TASK TO CARRY OUT
Set down the material once more, exactly as it appears.
— START OF AVAILABLE RECORDS —
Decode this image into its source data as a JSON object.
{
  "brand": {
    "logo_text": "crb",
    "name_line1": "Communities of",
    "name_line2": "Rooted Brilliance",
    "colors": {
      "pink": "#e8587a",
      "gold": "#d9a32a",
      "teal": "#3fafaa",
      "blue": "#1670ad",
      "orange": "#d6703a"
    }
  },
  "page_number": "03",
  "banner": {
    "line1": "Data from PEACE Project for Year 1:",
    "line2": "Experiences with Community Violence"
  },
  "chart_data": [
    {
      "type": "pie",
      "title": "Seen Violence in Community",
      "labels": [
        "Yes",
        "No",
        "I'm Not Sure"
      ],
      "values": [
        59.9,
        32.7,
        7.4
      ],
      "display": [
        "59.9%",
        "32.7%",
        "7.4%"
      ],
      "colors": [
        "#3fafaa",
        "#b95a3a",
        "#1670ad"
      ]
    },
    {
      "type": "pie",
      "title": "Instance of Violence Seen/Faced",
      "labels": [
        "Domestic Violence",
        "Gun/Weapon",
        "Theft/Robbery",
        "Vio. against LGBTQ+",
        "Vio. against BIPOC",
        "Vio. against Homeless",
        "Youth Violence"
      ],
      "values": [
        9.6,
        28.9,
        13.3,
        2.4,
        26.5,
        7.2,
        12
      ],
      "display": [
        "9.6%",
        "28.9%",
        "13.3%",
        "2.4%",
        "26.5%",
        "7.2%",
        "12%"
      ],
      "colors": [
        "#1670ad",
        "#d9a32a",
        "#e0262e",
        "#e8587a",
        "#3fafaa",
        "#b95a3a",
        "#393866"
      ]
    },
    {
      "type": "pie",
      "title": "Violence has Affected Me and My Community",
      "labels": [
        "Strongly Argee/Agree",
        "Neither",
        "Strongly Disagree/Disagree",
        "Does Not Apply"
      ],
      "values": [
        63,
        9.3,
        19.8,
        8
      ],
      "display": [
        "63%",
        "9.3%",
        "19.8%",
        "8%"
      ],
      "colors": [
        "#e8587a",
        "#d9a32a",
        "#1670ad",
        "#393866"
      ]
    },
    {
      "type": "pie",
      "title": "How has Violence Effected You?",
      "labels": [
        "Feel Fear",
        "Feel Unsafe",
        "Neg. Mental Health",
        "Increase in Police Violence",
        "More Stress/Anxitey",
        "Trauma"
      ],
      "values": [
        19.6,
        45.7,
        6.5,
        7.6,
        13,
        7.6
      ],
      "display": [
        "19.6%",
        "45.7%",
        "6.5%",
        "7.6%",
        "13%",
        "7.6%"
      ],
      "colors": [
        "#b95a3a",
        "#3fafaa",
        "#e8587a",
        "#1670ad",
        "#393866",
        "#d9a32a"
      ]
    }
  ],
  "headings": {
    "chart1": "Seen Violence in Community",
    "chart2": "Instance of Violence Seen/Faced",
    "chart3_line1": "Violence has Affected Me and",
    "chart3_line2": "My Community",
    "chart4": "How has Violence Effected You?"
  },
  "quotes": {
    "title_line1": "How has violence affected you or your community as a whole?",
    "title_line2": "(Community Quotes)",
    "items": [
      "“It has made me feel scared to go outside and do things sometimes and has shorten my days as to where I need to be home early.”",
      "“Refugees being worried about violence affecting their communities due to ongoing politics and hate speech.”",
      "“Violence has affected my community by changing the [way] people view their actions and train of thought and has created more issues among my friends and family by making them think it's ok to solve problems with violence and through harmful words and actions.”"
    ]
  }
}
— END OF AVAILABLE RECORDS —
ANSWER TO THE TASK
Decode this image into its source data as a JSON object.
{
  "brand": {
    "logo_text": "crb",
    "name_line1": "Communities of",
    "name_line2": "Rooted Brilliance",
    "colors": {
      "pink": "#e8587a",
      "gold": "#d9a32a",
      "teal": "#3fafaa",
      "blue": "#1670ad",
      "orange": "#d6703a"
    }
  },
  "page_number": "03",
  "banner": {
    "line1": "Data from PEACE Project for Year 1:",
    "line2": "Experiences with Community Violence"
  },
  "chart_data": [
    {
      "type": "pie",
      "title": "Seen Violence in Community",
      "labels": [
        "Yes",
        "No",
        "I'm Not Sure"
      ],
      "values": [
        59.9,
        32.7,
        7.4
      ],
      "display": [
        "59.9%",
        "32.7%",
        "7.4%"
      ],
      "colors": [
        "#3fafaa",
        "#b95a3a",
        "#1670ad"
      ]
    },
    {
      "type": "pie",
      "title": "Instance of Violence Seen/Faced",
      "labels": [
        "Domestic Violence",
        "Gun/Weapon",
        "Theft/Robbery",
        "Vio. against LGBTQ+",
        "Vio. against BIPOC",
        "Vio. against Homeless",
        "Youth Violence"
      ],
      "values": [
        9.6,
        28.9,
        13.3,
        2.4,
        26.5,
        7.2,
        12
      ],
      "display": [
        "9.6%",
        "28.9%",
        "13.3%",
        "2.4%",
        "26.5%",
        "7.2%",
        "12%"
      ],
      "colors": [
        "#1670ad",
        "#d9a32a",
        "#e0262e",
        "#e8587a",
        "#3fafaa",
        "#b95a3a",
        "#393866"
      ]
    },
    {
      "type": "pie",
      "title": "Violence has Affected Me and My Community",
      "labels": [
        "Strongly Argee/Agree",
        "Neither",
        "Strongly Disagree/Disagree",
        "Does Not Apply"
      ],
      "values": [
        63,
        9.3,
        19.8,
        8
      ],
      "display": [
        "63%",
        "9.3%",
        "19.8%",
        "8%"
      ],
      "colors": [
        "#e8587a",
        "#d9a32a",
        "#1670ad",
        "#393866"
      ]
    },
    {
      "type": "pie",
      "title": "How has Violence Effected You?",
      "labels": [
        "Feel Fear",
        "Feel Unsafe",
        "Neg. Mental Health",
        "Increase in Police Violence",
        "More Stress/Anxitey",
        "Trauma"
      ],
      "values": [
        19.6,
        45.7,
        6.5,
        7.6,
        13,
        7.6
      ],
      "display": [
        "19.6%",
        "45.7%",
        "6.5%",
        "7.6%",
        "13%",
        "7.6%"
      ],
      "colors": [
        "#b95a3a",
        "#3fafaa",
        "#e8587a",
        "#1670ad",
        "#393866",
        "#d9a32a"
      ]
    }
  ],
  "headings": {
    "chart1": "Seen Violence in Community",
    "chart2": "Instance of Violence Seen/Faced",
    "chart3_line1": "Violence has Affected Me and",
    "chart3_line2": "My Community",
    "chart4": "How has Violence Effected You?"
  },
  "quotes": {
    "title_line1": "How has violence affected you or your community as a whole?",
    "title_line2": "(Community Quotes)",
    "items": [
      "“It has made me feel scared to go outside and do things sometimes and has shorten my days as to where I need to be home early.”",
      "“Refugees being worried about violence affecting their communities due to ongoing politics and hate speech.”",
      "“Violence has affected my community by changing the [way] people view their actions and train of thought and has created more issues among my friends and family by making them think it's ok to solve problems with violence and through harmful words and actions.”"
    ]
  }
}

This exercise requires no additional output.